Items from a dataset
....................

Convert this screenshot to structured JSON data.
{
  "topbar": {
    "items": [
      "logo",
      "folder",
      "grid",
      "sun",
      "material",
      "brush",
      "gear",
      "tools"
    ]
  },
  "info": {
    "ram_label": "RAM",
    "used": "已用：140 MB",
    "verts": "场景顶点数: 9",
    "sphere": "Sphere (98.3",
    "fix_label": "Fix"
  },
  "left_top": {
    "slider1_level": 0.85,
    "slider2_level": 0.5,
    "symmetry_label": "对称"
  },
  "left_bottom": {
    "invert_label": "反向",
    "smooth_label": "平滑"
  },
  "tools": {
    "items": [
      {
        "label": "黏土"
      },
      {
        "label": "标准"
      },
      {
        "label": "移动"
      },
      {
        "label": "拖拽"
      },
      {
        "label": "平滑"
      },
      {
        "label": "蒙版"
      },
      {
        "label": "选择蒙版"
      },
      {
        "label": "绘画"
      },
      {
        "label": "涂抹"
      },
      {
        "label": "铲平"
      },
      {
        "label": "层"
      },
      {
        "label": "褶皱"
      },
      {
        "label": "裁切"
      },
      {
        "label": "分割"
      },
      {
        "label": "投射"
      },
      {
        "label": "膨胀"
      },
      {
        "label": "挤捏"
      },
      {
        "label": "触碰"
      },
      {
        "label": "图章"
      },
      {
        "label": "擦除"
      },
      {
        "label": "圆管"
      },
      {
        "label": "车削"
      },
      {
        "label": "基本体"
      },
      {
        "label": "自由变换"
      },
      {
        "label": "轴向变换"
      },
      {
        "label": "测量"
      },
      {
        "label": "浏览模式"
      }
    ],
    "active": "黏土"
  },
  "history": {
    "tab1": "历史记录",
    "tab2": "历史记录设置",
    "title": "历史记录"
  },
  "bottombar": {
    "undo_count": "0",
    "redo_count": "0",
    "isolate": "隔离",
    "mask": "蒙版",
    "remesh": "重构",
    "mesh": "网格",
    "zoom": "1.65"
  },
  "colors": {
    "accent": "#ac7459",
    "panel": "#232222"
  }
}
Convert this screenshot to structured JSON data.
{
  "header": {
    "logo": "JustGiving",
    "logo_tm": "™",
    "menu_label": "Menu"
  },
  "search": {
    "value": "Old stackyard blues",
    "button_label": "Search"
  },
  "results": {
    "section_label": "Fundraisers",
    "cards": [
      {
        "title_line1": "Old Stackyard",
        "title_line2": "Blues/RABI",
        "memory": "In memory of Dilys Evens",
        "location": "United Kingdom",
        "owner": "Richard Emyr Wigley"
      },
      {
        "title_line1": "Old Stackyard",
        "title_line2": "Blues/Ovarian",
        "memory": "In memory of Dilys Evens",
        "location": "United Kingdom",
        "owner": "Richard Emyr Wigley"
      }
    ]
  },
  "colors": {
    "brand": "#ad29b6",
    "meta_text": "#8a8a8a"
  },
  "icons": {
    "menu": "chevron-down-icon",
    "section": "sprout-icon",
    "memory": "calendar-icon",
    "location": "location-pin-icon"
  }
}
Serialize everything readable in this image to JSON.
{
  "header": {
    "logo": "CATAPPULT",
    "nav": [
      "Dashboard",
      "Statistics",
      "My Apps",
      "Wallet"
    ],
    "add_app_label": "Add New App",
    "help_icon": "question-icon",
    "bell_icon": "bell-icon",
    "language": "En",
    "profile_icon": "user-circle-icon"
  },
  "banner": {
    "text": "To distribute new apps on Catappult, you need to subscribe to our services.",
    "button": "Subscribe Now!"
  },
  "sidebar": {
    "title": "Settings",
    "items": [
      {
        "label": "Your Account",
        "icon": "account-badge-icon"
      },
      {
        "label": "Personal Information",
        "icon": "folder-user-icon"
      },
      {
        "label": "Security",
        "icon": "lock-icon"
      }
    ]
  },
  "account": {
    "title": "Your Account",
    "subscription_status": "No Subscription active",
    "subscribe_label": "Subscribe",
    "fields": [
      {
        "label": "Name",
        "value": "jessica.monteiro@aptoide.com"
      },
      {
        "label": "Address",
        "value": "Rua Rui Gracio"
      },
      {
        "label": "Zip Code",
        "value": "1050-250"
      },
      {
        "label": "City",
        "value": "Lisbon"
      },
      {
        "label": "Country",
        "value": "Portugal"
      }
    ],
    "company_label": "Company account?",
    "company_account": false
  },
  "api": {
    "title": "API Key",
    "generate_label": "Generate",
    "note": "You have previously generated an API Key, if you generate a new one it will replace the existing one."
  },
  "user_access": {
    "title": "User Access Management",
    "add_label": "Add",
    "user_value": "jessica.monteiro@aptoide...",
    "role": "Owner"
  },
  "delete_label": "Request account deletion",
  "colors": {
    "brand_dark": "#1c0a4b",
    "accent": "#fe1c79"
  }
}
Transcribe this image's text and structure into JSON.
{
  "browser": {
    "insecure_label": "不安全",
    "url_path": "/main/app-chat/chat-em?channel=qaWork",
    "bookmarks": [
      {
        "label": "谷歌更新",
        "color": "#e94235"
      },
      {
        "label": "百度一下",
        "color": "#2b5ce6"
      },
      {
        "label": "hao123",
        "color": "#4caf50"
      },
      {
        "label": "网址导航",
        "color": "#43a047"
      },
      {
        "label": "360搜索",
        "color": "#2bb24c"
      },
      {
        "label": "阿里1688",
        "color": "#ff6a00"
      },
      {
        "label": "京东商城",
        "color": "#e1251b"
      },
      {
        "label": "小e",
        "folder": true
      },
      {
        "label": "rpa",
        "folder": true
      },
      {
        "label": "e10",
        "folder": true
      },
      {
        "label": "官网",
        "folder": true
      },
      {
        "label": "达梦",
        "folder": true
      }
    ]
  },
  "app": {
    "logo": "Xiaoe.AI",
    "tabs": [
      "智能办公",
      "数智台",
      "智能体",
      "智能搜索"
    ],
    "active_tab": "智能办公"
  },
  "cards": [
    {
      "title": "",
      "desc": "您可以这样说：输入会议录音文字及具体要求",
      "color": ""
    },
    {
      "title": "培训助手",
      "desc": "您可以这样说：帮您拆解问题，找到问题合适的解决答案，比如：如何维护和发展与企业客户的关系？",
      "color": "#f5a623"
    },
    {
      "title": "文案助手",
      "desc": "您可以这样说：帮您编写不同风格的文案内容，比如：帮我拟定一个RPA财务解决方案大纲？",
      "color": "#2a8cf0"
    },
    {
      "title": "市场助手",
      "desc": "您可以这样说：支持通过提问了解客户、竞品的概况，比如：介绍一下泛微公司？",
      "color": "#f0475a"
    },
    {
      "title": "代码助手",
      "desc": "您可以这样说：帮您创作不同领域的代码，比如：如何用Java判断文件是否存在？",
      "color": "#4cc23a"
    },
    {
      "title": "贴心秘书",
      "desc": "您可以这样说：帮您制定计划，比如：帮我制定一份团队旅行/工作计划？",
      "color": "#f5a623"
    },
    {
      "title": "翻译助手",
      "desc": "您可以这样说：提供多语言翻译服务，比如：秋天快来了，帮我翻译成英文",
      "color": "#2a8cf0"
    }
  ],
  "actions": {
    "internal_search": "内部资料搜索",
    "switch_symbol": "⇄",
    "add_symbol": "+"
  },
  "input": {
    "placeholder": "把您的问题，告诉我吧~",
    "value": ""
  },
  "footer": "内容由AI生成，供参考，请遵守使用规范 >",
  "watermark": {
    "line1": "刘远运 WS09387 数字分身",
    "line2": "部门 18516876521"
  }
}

....................

## Brief
Retype the data in full and match it exactly.

## Written response
Convert this screenshot to structured JSON data.
{
  "topbar": {
    "items": [
      "logo",
      "folder",
      "grid",
      "sun",
      "material",
      "brush",
      "gear",
      "tools"
    ]
  },
  "info": {
    "ram_label": "RAM",
    "used": "已用：140 MB",
    "verts": "场景顶点数: 9",
    "sphere": "Sphere (98.3",
    "fix_label": "Fix"
  },
  "left_top": {
    "slider1_level": 0.85,
    "slider2_level": 0.5,
    "symmetry_label": "对称"
  },
  "left_bottom": {
    "invert_label": "反向",
    "smooth_label": "平滑"
  },
  "tools": {
    "items": [
      {
        "label": "黏土"
      },
      {
        "label": "标准"
      },
      {
        "label": "移动"
      },
      {
        "label": "拖拽"
      },
      {
        "label": "平滑"
      },
      {
        "label": "蒙版"
      },
      {
        "label": "选择蒙版"
      },
      {
        "label": "绘画"
      },
      {
        "label": "涂抹"
      },
      {
        "label": "铲平"
      },
      {
        "label": "层"
      },
      {
        "label": "褶皱"
      },
      {
        "label": "裁切"
      },
      {
        "label": "分割"
      },
      {
        "label": "投射"
      },
      {
        "label": "膨胀"
      },
      {
        "label": "挤捏"
      },
      {
        "label": "触碰"
      },
      {
        "label": "图章"
      },
      {
        "label": "擦除"
      },
      {
        "label": "圆管"
      },
      {
        "label": "车削"
      },
      {
        "label": "基本体"
      },
      {
        "label": "自由变换"
      },
      {
        "label": "轴向变换"
      },
      {
        "label": "测量"
      },
      {
        "label": "浏览模式"
      }
    ],
    "active": "黏土"
  },
  "history": {
    "tab1": "历史记录",
    "tab2": "历史记录设置",
    "title": "历史记录"
  },
  "bottombar": {
    "undo_count": "0",
    "redo_count": "0",
    "isolate": "隔离",
    "mask": "蒙版",
    "remesh": "重构",
    "mesh": "网格",
    "zoom": "1.65"
  },
  "colors": {
    "accent": "#ac7459",
    "panel": "#232222"
  }
}
Convert this screenshot to structured JSON data.
{
  "header": {
    "logo": "JustGiving",
    "logo_tm": "™",
    "menu_label": "Menu"
  },
  "search": {
    "value": "Old stackyard blues",
    "button_label": "Search"
  },
  "results": {
    "section_label": "Fundraisers",
    "cards": [
      {
        "title_line1": "Old Stackyard",
        "title_line2": "Blues/RABI",
        "memory": "In memory of Dilys Evens",
        "location": "United Kingdom",
        "owner": "Richard Emyr Wigley"
      },
      {
        "title_line1": "Old Stackyard",
        "title_line2": "Blues/Ovarian",
        "memory": "In memory of Dilys Evens",
        "location": "United Kingdom",
        "owner": "Richard Emyr Wigley"
      }
    ]
  },
  "colors": {
    "brand": "#ad29b6",
    "meta_text": "#8a8a8a"
  },
  "icons": {
    "menu": "chevron-down-icon",
    "section": "sprout-icon",
    "memory": "calendar-icon",
    "location": "location-pin-icon"
  }
}
Serialize everything readable in this image to JSON.
{
  "header": {
    "logo": "CATAPPULT",
    "nav": [
      "Dashboard",
      "Statistics",
      "My Apps",
      "Wallet"
    ],
    "add_app_label": "Add New App",
    "help_icon": "question-icon",
    "bell_icon": "bell-icon",
    "language": "En",
    "profile_icon": "user-circle-icon"
  },
  "banner": {
    "text": "To distribute new apps on Catappult, you need to subscribe to our services.",
    "button": "Subscribe Now!"
  },
  "sidebar": {
    "title": "Settings",
    "items": [
      {
        "label": "Your Account",
        "icon": "account-badge-icon"
      },
      {
        "label": "Personal Information",
        "icon": "folder-user-icon"
      },
      {
        "label": "Security",
        "icon": "lock-icon"
      }
    ]
  },
  "account": {
    "title": "Your Account",
    "subscription_status": "No Subscription active",
    "subscribe_label": "Subscribe",
    "fields": [
      {
        "label": "Name",
        "value": "jessica.monteiro@aptoide.com"
      },
      {
        "label": "Address",
        "value": "Rua Rui Gracio"
      },
      {
        "label": "Zip Code",
        "value": "1050-250"
      },
      {
        "label": "City",
        "value": "Lisbon"
      },
      {
        "label": "Country",
        "value": "Portugal"
      }
    ],
    "company_label": "Company account?",
    "company_account": false
  },
  "api": {
    "title": "API Key",
    "generate_label": "Generate",
    "note": "You have previously generated an API Key, if you generate a new one it will replace the existing one."
  },
  "user_access": {
    "title": "User Access Management",
    "add_label": "Add",
    "user_value": "jessica.monteiro@aptoide...",
    "role": "Owner"
  },
  "delete_label": "Request account deletion",
  "colors": {
    "brand_dark": "#1c0a4b",
    "accent": "#fe1c79"
  }
}
Transcribe this image's text and structure into JSON.
{
  "browser": {
    "insecure_label": "不安全",
    "url_path": "/main/app-chat/chat-em?channel=qaWork",
    "bookmarks": [
      {
        "label": "谷歌更新",
        "color": "#e94235"
      },
      {
        "label": "百度一下",
        "color": "#2b5ce6"
      },
      {
        "label": "hao123",
        "color": "#4caf50"
      },
      {
        "label": "网址导航",
        "color": "#43a047"
      },
      {
        "label": "360搜索",
        "color": "#2bb24c"
      },
      {
        "label": "阿里1688",
        "color": "#ff6a00"
      },
      {
        "label": "京东商城",
        "color": "#e1251b"
      },
      {
        "label": "小e",
        "folder": true
      },
      {
        "label": "rpa",
        "folder": true
      },
      {
        "label": "e10",
        "folder": true
      },
      {
        "label": "官网",
        "folder": true
      },
      {
        "label": "达梦",
        "folder": true
      }
    ]
  },
  "app": {
    "logo": "Xiaoe.AI",
    "tabs": [
      "智能办公",
      "数智台",
      "智能体",
      "智能搜索"
    ],
    "active_tab": "智能办公"
  },
  "cards": [
    {
      "title": "",
      "desc": "您可以这样说：输入会议录音文字及具体要求",
      "color": ""
    },
    {
      "title": "培训助手",
      "desc": "您可以这样说：帮您拆解问题，找到问题合适的解决答案，比如：如何维护和发展与企业客户的关系？",
      "color": "#f5a623"
    },
    {
      "title": "文案助手",
      "desc": "您可以这样说：帮您编写不同风格的文案内容，比如：帮我拟定一个RPA财务解决方案大纲？",
      "color": "#2a8cf0"
    },
    {
      "title": "市场助手",
      "desc": "您可以这样说：支持通过提问了解客户、竞品的概况，比如：介绍一下泛微公司？",
      "color": "#f0475a"
    },
    {
      "title": "代码助手",
      "desc": "您可以这样说：帮您创作不同领域的代码，比如：如何用Java判断文件是否存在？",
      "color": "#4cc23a"
    },
    {
      "title": "贴心秘书",
      "desc": "您可以这样说：帮您制定计划，比如：帮我制定一份团队旅行/工作计划？",
      "color": "#f5a623"
    },
    {
      "title": "翻译助手",
      "desc": "您可以这样说：提供多语言翻译服务，比如：秋天快来了，帮我翻译成英文",
      "color": "#2a8cf0"
    }
  ],
  "actions": {
    "internal_search": "内部资料搜索",
    "switch_symbol": "⇄",
    "add_symbol": "+"
  },
  "input": {
    "placeholder": "把您的问题，告诉我吧~",
    "value": ""
  },
  "footer": "内容由AI生成，供参考，请遵守使用规范 >",
  "watermark": {
    "line1": "刘远运 WS09387 数字分身",
    "line2": "部门 18516876521"
  }
}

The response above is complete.